---------- Data extract

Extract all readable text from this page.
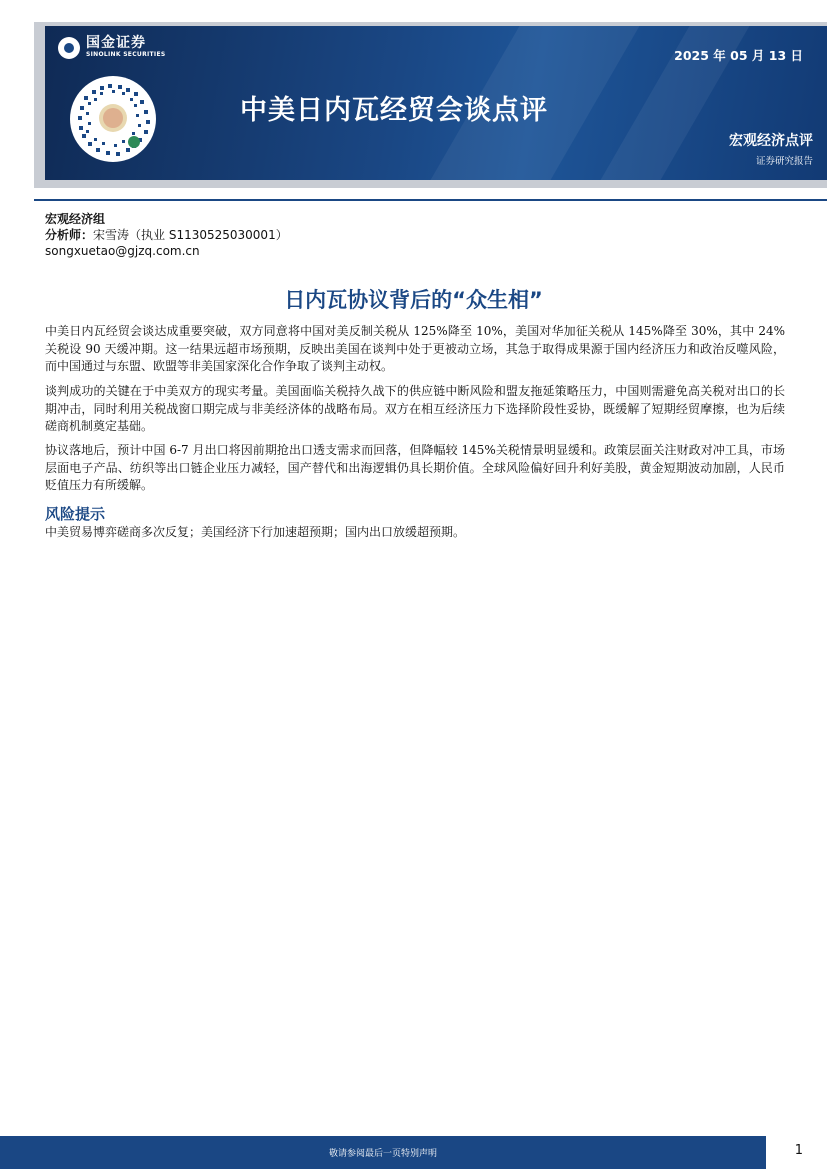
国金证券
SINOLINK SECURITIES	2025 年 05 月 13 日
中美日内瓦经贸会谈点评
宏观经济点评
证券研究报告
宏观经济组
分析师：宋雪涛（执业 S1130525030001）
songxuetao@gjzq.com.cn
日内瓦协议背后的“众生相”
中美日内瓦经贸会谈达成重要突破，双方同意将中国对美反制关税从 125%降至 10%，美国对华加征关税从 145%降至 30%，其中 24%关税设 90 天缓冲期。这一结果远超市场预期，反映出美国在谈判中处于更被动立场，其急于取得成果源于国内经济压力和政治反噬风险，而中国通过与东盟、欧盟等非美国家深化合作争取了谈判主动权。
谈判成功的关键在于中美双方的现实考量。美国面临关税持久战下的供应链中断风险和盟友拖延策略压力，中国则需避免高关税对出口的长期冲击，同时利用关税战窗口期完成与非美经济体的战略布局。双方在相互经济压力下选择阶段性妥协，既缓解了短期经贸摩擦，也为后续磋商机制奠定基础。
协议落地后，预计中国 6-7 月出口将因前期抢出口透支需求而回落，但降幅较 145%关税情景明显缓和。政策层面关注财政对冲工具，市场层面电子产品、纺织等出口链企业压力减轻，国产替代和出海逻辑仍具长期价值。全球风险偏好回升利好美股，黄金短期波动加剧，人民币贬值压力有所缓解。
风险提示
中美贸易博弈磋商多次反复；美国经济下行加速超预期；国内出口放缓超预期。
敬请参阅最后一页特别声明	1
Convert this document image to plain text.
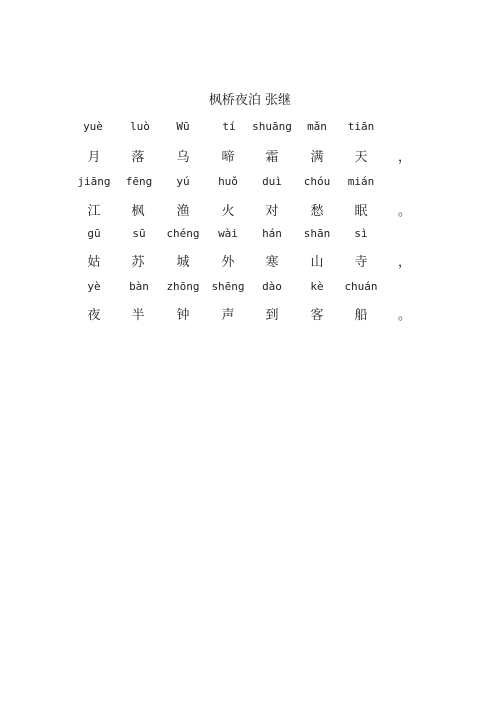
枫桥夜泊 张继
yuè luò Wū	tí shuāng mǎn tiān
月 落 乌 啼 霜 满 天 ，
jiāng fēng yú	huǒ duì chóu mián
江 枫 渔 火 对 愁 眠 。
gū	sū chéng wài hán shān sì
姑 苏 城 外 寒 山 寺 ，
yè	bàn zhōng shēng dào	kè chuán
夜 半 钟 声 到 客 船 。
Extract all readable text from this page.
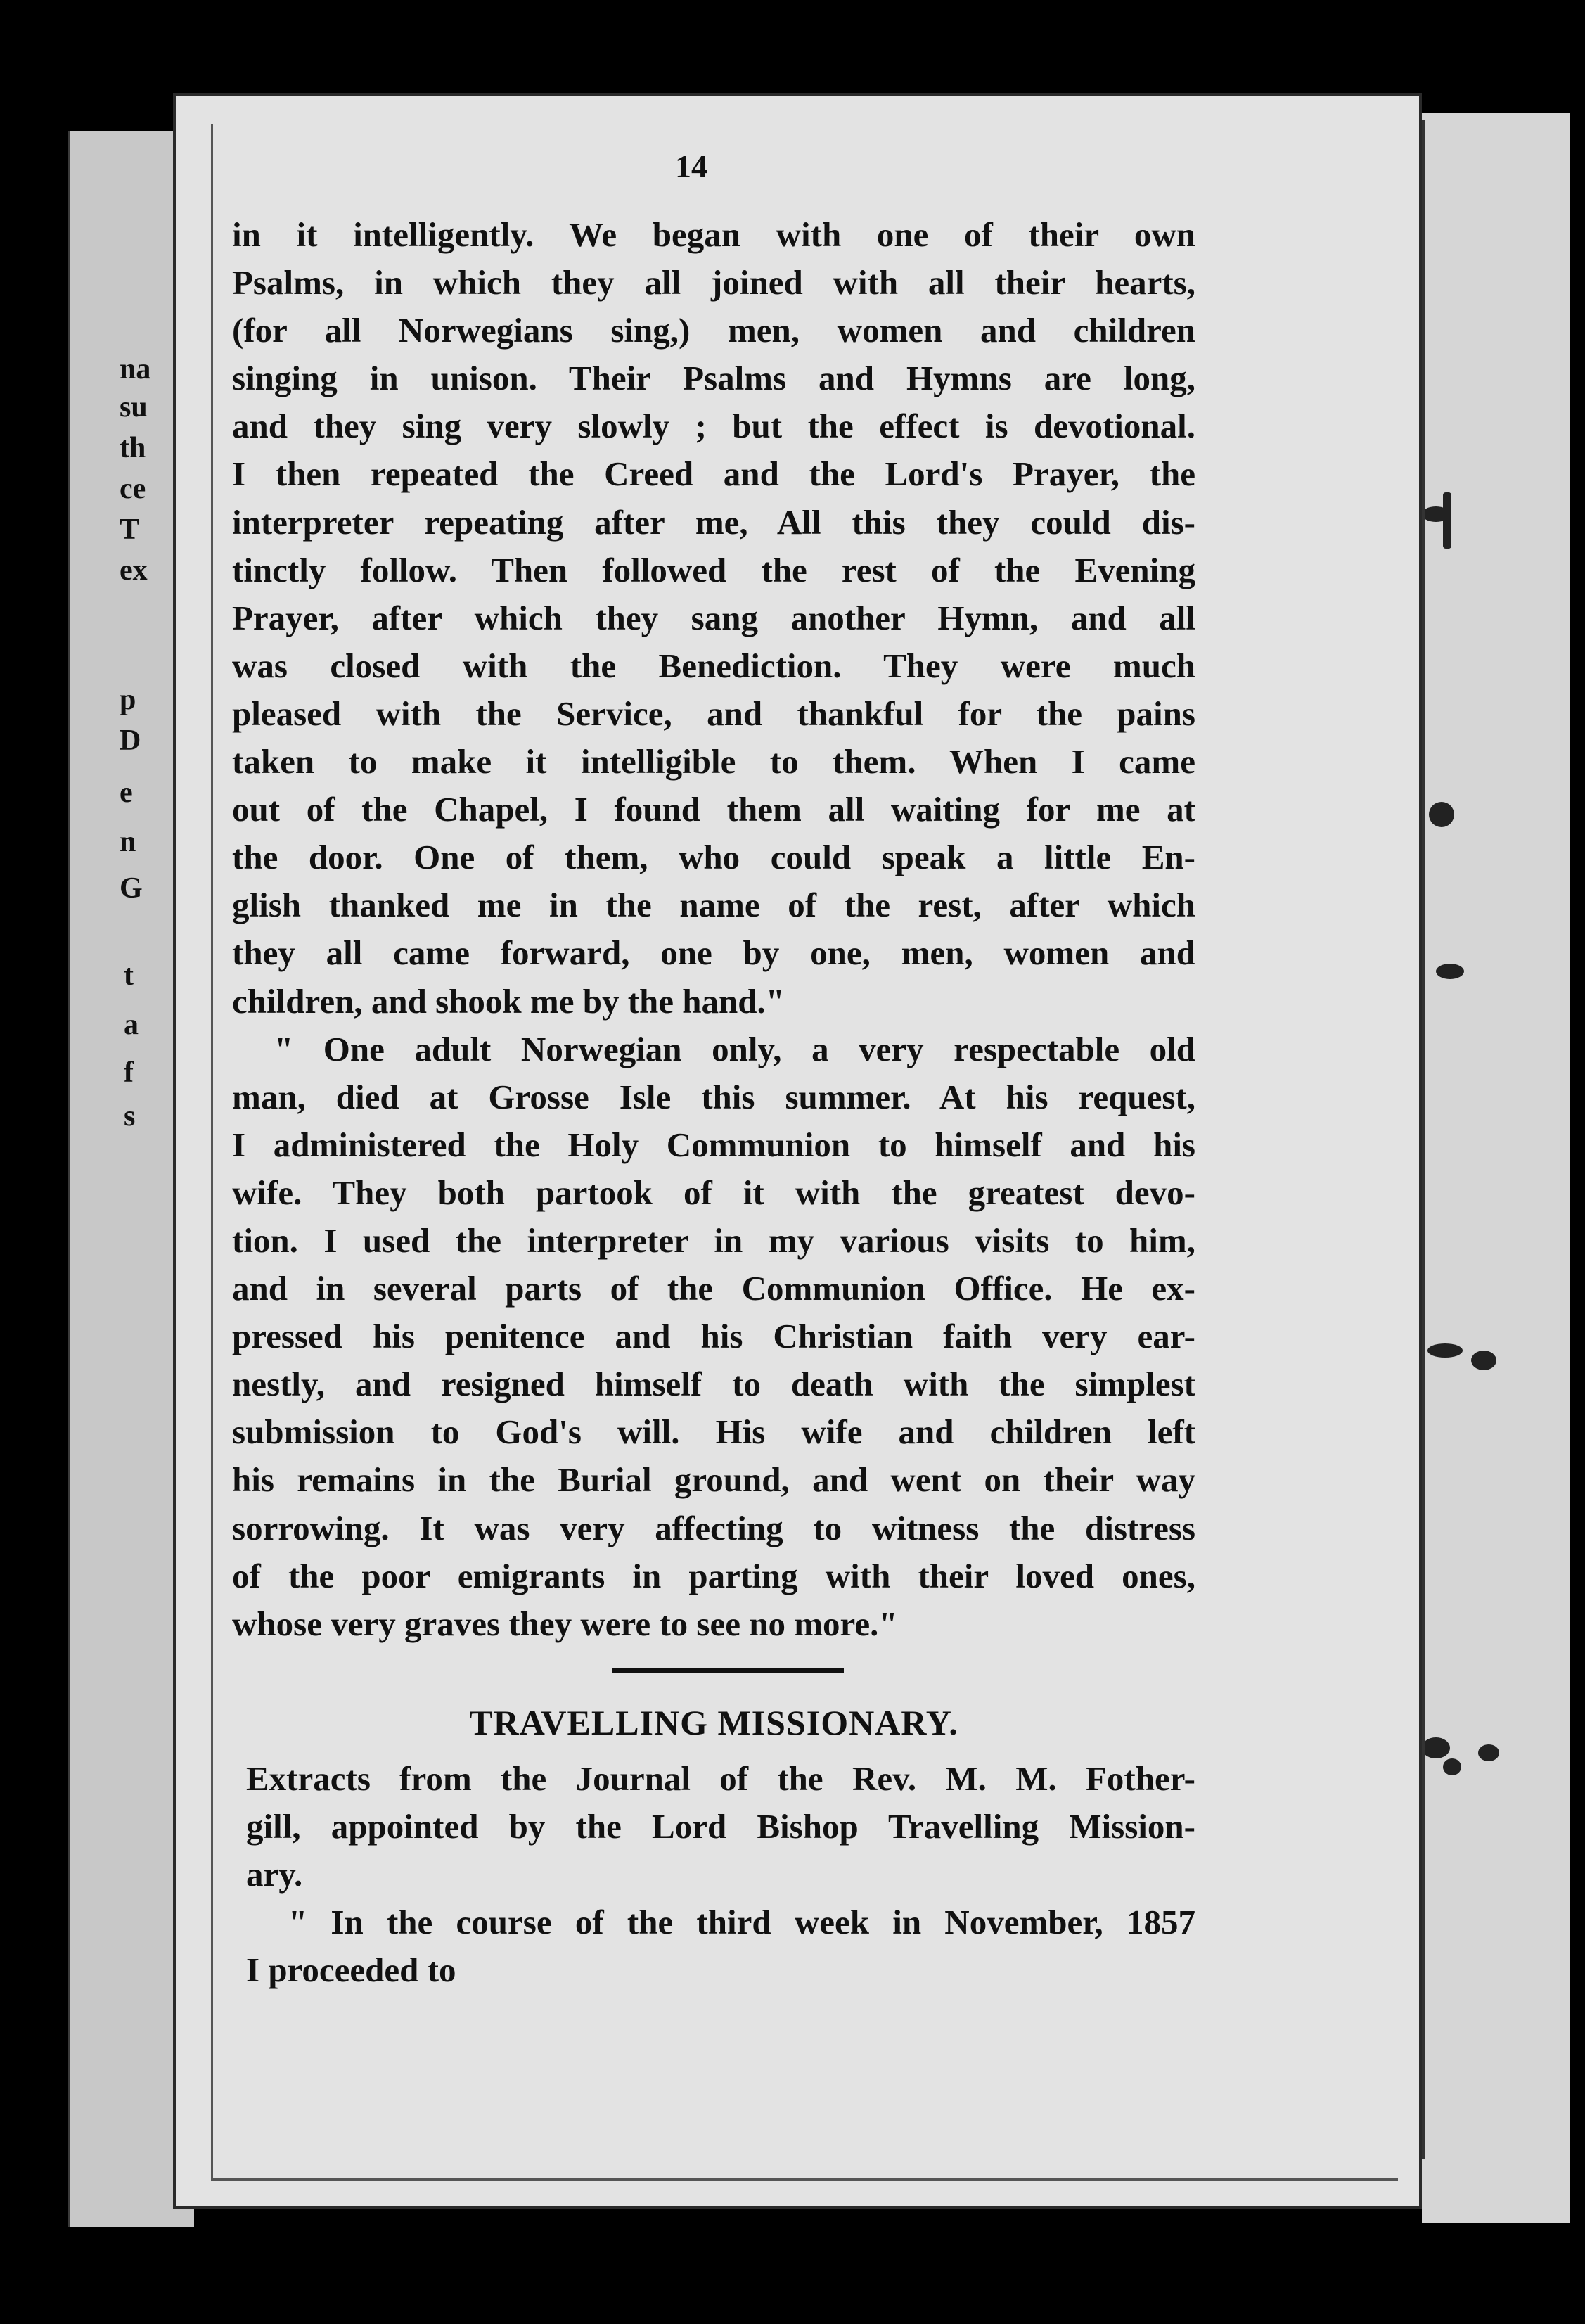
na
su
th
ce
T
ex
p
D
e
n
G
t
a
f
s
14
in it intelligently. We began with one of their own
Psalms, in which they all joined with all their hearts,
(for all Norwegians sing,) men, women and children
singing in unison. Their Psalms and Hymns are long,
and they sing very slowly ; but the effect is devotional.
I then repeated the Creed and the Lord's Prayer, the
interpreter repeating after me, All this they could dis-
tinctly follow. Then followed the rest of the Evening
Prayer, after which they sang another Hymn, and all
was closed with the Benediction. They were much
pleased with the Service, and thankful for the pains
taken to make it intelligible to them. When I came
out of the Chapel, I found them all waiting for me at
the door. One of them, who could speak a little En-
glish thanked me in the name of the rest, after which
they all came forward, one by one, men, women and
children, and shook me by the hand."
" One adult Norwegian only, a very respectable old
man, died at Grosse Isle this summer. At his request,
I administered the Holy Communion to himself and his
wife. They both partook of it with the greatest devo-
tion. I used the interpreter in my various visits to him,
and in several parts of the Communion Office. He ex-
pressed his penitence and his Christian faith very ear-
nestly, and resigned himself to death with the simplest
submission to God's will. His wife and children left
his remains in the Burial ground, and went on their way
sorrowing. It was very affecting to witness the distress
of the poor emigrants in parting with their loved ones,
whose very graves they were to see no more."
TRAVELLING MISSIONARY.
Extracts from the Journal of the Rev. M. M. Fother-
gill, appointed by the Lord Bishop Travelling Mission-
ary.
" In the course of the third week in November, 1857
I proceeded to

--------------------

Exercise instructions
From the material above, reproduce everything verbatim except the pictures.

Response to the task
Extract all readable text from this page.
国金证券
SINOLINK SECURITIES	2025 年 05 月 13 日
中美日内瓦经贸会谈点评
宏观经济点评
证券研究报告
宏观经济组
分析师：宋雪涛（执业 S1130525030001）
songxuetao@gjzq.com.cn
日内瓦协议背后的“众生相”
中美日内瓦经贸会谈达成重要突破，双方同意将中国对美反制关税从 125%降至 10%，美国对华加征关税从 145%降至 30%，其中 24%关税设 90 天缓冲期。这一结果远超市场预期，反映出美国在谈判中处于更被动立场，其急于取得成果源于国内经济压力和政治反噬风险，而中国通过与东盟、欧盟等非美国家深化合作争取了谈判主动权。
谈判成功的关键在于中美双方的现实考量。美国面临关税持久战下的供应链中断风险和盟友拖延策略压力，中国则需避免高关税对出口的长期冲击，同时利用关税战窗口期完成与非美经济体的战略布局。双方在相互经济压力下选择阶段性妥协，既缓解了短期经贸摩擦，也为后续磋商机制奠定基础。
协议落地后，预计中国 6-7 月出口将因前期抢出口透支需求而回落，但降幅较 145%关税情景明显缓和。政策层面关注财政对冲工具，市场层面电子产品、纺织等出口链企业压力减轻，国产替代和出海逻辑仍具长期价值。全球风险偏好回升利好美股，黄金短期波动加剧，人民币贬值压力有所缓解。
风险提示
中美贸易博弈磋商多次反复；美国经济下行加速超预期；国内出口放缓超预期。
敬请参阅最后一页特别声明	1
Convert this document image to plain text.
枫桥夜泊 张继
yuè luò Wū	tí shuāng mǎn tiān
月 落 乌 啼 霜 满 天 ，
jiāng fēng yú	huǒ duì chóu mián
江 枫 渔 火 对 愁 眠 。
gū	sū chéng wài hán shān sì
姑 苏 城 外 寒 山 寺 ，
yè	bàn zhōng shēng dào	kè chuán
夜 半 钟 声 到 客 船 。
Extract all readable text from this page.
na
su
th
ce
T
ex
p
D
e
n
G
t
a
f
s
14
in it intelligently. We began with one of their own
Psalms, in which they all joined with all their hearts,
(for all Norwegians sing,) men, women and children
singing in unison. Their Psalms and Hymns are long,
and they sing very slowly ; but the effect is devotional.
I then repeated the Creed and the Lord's Prayer, the
interpreter repeating after me, All this they could dis-
tinctly follow. Then followed the rest of the Evening
Prayer, after which they sang another Hymn, and all
was closed with the Benediction. They were much
pleased with the Service, and thankful for the pains
taken to make it intelligible to them. When I came
out of the Chapel, I found them all waiting for me at
the door. One of them, who could speak a little En-
glish thanked me in the name of the rest, after which
they all came forward, one by one, men, women and
children, and shook me by the hand."
" One adult Norwegian only, a very respectable old
man, died at Grosse Isle this summer. At his request,
I administered the Holy Communion to himself and his
wife. They both partook of it with the greatest devo-
tion. I used the interpreter in my various visits to him,
and in several parts of the Communion Office. He ex-
pressed his penitence and his Christian faith very ear-
nestly, and resigned himself to death with the simplest
submission to God's will. His wife and children left
his remains in the Burial ground, and went on their way
sorrowing. It was very affecting to witness the distress
of the poor emigrants in parting with their loved ones,
whose very graves they were to see no more."
TRAVELLING MISSIONARY.
Extracts from the Journal of the Rev. M. M. Fother-
gill, appointed by the Lord Bishop Travelling Mission-
ary.
" In the course of the third week in November, 1857
I proceeded to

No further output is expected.